_Exercise data:_
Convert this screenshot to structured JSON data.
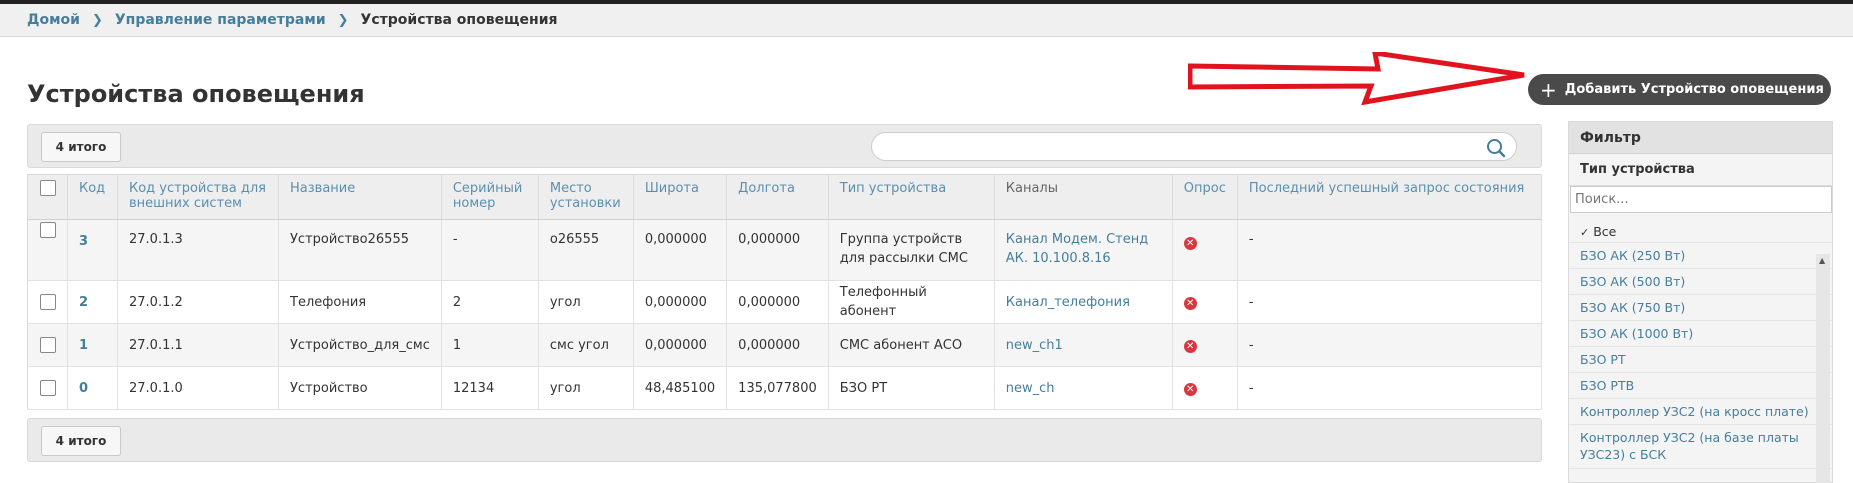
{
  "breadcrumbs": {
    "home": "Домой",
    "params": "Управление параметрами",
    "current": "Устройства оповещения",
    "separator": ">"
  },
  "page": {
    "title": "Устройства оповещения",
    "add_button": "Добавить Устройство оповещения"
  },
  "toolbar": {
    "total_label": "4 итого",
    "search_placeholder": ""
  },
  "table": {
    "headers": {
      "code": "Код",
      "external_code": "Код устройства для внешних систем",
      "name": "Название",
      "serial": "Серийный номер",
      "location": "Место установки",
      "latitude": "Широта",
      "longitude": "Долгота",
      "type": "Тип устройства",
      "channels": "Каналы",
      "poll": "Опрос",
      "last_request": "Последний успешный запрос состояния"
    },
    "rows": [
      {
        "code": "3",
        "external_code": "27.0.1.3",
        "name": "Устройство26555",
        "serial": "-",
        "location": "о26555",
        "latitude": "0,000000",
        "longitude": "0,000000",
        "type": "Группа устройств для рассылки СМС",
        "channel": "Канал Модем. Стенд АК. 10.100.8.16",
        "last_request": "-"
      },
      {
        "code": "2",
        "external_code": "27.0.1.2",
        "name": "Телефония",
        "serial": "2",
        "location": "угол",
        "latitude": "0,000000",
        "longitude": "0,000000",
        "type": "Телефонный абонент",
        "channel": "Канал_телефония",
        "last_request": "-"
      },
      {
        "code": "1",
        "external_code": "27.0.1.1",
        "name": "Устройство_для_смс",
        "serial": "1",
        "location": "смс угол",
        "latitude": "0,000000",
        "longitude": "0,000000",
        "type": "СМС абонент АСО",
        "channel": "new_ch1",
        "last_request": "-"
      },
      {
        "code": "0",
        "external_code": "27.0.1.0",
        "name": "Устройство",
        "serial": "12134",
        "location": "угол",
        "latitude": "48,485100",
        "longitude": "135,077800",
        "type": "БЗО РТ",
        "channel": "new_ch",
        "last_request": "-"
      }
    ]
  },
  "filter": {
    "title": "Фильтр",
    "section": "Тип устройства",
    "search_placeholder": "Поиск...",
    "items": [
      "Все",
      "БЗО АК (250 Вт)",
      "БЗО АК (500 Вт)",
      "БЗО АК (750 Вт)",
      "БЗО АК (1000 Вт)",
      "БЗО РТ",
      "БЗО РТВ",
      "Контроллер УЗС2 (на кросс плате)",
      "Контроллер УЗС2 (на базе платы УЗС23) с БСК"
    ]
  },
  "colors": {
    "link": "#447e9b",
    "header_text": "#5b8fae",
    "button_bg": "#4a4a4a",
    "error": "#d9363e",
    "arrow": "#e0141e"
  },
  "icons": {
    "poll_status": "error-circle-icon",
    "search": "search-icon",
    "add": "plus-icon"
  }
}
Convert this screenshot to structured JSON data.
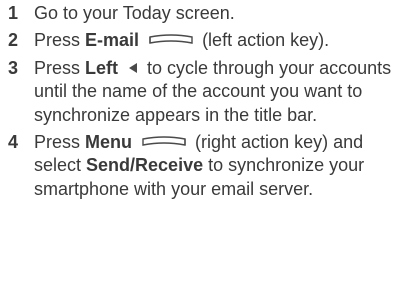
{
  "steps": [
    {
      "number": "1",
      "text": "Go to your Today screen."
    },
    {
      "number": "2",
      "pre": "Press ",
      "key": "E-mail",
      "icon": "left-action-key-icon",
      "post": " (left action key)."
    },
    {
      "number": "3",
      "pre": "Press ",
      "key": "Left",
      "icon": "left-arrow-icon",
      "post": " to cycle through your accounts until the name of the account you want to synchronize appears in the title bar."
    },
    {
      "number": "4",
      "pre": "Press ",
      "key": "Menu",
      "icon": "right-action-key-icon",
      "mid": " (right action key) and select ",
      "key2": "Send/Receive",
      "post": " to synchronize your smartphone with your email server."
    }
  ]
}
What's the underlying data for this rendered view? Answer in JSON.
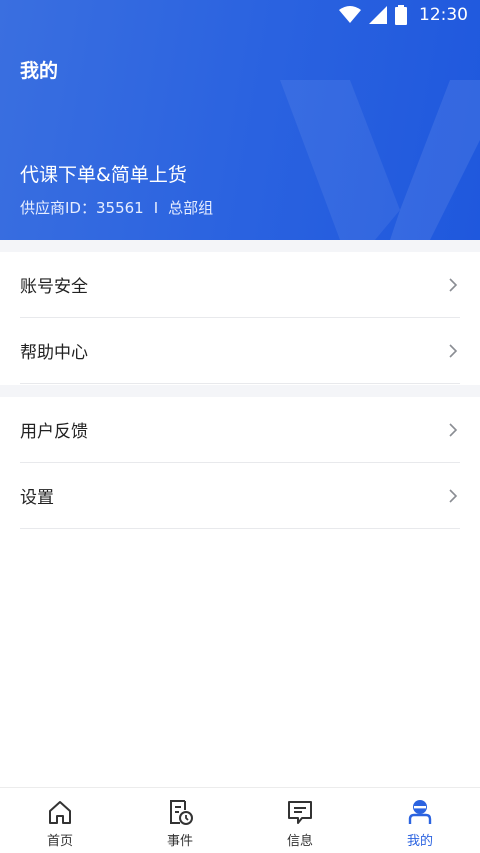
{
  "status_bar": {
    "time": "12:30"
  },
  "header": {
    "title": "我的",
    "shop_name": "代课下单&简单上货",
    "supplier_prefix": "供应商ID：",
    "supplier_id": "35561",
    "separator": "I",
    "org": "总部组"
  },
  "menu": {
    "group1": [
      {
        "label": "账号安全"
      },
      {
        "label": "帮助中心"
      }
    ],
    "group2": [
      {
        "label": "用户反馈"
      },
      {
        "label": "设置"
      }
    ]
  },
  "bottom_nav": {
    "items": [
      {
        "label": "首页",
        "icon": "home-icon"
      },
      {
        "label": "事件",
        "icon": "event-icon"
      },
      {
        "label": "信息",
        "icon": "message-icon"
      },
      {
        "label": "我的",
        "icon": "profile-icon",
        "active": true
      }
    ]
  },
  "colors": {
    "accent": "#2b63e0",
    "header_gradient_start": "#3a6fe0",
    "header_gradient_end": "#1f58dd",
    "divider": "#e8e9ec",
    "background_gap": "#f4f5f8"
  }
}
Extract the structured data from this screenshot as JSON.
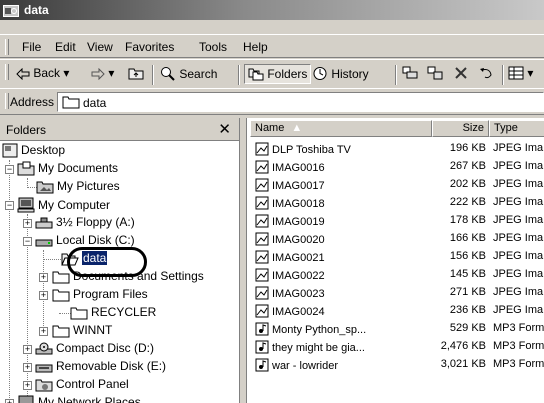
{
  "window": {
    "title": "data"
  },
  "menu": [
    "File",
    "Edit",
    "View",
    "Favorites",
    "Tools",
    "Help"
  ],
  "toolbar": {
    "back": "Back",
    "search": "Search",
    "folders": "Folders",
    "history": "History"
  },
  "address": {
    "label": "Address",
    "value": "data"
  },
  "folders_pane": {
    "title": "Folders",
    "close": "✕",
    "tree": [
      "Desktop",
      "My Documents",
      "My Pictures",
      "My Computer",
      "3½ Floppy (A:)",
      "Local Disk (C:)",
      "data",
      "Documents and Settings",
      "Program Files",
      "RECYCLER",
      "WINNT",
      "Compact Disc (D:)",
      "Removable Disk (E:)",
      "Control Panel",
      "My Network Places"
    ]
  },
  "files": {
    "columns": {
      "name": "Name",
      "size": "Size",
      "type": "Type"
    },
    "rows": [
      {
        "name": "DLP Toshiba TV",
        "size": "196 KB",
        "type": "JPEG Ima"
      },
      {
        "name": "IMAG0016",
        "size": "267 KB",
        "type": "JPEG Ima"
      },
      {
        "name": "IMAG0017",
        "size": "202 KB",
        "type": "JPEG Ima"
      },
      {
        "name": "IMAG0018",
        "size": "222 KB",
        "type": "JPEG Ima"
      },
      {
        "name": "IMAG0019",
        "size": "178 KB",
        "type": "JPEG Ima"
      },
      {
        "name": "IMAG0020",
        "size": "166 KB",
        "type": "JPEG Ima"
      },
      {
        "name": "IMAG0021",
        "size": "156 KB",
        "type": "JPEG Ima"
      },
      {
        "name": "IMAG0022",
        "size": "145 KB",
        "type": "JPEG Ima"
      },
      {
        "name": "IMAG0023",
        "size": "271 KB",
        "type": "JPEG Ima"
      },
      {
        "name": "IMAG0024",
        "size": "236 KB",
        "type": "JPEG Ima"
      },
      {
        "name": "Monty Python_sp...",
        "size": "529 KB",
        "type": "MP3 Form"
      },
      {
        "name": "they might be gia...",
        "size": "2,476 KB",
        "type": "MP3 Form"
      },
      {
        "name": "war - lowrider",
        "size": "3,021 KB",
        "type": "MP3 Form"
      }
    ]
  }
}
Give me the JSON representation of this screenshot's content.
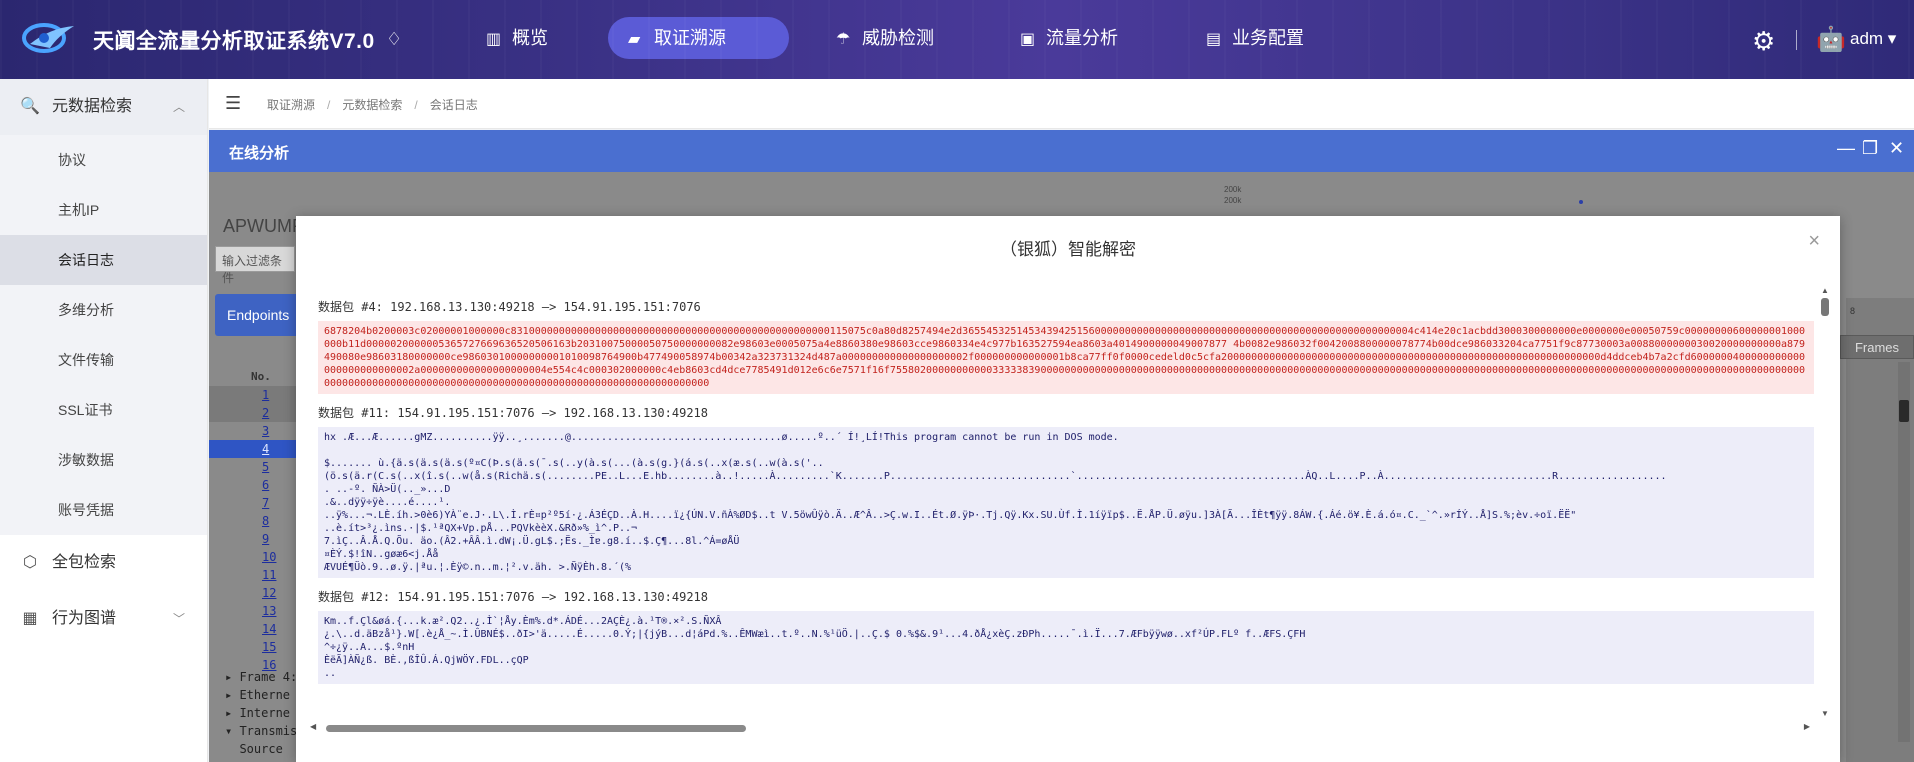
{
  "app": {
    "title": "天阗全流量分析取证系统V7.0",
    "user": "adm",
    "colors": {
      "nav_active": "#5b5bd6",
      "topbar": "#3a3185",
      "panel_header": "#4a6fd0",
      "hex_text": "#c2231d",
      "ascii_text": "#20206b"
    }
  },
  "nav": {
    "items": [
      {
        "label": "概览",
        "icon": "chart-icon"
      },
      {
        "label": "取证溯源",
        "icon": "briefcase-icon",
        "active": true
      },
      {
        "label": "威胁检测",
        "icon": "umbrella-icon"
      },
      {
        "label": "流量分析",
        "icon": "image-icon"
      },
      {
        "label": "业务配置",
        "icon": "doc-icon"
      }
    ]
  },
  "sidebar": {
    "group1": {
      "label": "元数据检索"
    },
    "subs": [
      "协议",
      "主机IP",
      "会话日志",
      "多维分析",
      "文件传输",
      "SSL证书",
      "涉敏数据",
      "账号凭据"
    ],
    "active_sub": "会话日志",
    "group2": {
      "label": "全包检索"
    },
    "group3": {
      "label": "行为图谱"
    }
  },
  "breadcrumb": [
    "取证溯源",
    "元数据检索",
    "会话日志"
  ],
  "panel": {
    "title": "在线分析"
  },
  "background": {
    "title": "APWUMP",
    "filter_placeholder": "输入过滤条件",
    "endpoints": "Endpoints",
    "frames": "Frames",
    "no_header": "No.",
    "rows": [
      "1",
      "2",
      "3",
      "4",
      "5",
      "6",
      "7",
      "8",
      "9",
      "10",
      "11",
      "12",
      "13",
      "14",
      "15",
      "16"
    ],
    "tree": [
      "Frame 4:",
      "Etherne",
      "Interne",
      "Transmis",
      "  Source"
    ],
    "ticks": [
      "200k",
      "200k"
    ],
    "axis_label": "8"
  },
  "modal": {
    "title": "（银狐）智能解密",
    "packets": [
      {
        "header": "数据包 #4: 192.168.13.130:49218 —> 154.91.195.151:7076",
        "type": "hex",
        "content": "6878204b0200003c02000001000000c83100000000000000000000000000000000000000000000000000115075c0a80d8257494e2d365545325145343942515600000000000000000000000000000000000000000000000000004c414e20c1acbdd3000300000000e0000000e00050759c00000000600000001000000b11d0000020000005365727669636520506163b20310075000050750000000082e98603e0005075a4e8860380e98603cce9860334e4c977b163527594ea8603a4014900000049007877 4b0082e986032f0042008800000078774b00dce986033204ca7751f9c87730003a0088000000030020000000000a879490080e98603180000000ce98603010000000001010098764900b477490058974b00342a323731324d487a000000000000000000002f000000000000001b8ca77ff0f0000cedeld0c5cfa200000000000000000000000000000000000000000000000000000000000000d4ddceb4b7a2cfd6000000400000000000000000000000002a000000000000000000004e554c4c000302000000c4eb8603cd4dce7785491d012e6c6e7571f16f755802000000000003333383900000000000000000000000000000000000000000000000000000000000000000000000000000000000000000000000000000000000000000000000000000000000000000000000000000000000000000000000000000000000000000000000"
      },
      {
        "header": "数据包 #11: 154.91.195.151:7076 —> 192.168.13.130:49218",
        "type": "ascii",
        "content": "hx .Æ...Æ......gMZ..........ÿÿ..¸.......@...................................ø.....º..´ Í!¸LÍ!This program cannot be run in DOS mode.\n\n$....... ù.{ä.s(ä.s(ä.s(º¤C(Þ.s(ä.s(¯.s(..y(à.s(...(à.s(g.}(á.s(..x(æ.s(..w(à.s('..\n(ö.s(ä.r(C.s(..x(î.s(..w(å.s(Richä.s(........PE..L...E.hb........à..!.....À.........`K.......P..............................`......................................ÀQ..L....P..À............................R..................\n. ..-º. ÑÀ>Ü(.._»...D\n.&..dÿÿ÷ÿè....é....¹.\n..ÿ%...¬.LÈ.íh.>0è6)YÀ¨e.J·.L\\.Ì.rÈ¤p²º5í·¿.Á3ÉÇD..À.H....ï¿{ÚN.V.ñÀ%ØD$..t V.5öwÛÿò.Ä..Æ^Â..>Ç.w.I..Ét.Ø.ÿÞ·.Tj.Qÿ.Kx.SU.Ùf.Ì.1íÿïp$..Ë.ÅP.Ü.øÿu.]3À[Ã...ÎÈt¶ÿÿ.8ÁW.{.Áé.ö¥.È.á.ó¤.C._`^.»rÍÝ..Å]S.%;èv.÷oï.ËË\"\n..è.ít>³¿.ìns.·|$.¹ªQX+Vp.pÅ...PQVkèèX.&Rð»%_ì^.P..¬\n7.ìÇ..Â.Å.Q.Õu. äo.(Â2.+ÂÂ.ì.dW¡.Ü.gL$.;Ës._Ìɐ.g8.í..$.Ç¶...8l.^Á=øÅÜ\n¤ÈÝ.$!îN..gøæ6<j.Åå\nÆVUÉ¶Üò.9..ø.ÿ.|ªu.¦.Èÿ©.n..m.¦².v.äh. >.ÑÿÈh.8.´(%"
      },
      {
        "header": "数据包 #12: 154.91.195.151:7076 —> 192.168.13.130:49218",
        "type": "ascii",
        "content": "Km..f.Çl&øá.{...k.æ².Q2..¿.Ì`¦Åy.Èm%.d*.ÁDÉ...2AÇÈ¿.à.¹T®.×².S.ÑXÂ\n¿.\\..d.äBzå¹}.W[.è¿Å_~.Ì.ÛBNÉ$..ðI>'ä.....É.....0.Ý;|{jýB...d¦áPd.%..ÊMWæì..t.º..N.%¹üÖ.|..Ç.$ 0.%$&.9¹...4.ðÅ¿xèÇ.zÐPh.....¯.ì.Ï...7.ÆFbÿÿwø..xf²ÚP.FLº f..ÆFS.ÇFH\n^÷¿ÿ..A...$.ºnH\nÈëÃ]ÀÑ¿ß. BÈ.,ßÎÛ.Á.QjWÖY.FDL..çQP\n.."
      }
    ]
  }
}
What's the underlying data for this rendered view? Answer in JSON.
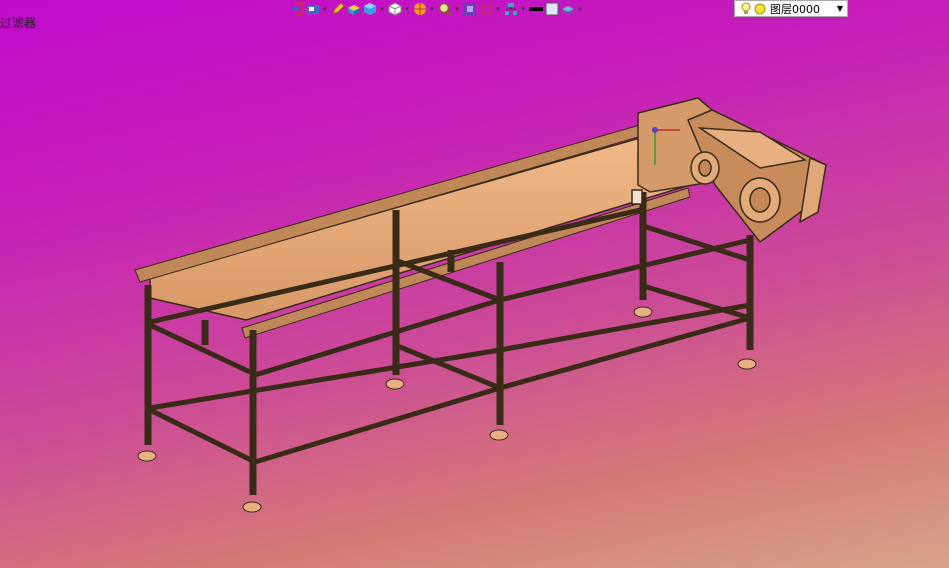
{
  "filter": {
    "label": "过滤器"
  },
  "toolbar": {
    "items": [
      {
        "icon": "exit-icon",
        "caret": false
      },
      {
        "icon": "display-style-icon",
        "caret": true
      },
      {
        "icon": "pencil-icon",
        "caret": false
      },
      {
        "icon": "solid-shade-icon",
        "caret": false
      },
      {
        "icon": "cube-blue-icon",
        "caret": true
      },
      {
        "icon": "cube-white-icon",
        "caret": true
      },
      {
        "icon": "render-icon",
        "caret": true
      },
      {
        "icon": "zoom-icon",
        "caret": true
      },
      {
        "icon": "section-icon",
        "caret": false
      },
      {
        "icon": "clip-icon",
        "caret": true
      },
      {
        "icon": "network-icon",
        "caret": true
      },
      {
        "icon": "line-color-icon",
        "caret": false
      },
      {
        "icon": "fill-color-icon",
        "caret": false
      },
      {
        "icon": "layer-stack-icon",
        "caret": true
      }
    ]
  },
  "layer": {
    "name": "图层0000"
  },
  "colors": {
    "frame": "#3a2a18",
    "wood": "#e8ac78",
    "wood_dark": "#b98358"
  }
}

_Instructions to follow:_ Copy out each line of the records where the string "screenshot" appears.

_Result of this task:_
Convert this screenshot to structured JSON data.
Convert this screenshot to structured JSON data.
Extract the structured data from this screenshot as JSON.
Give me the JSON representation of this screenshot's content.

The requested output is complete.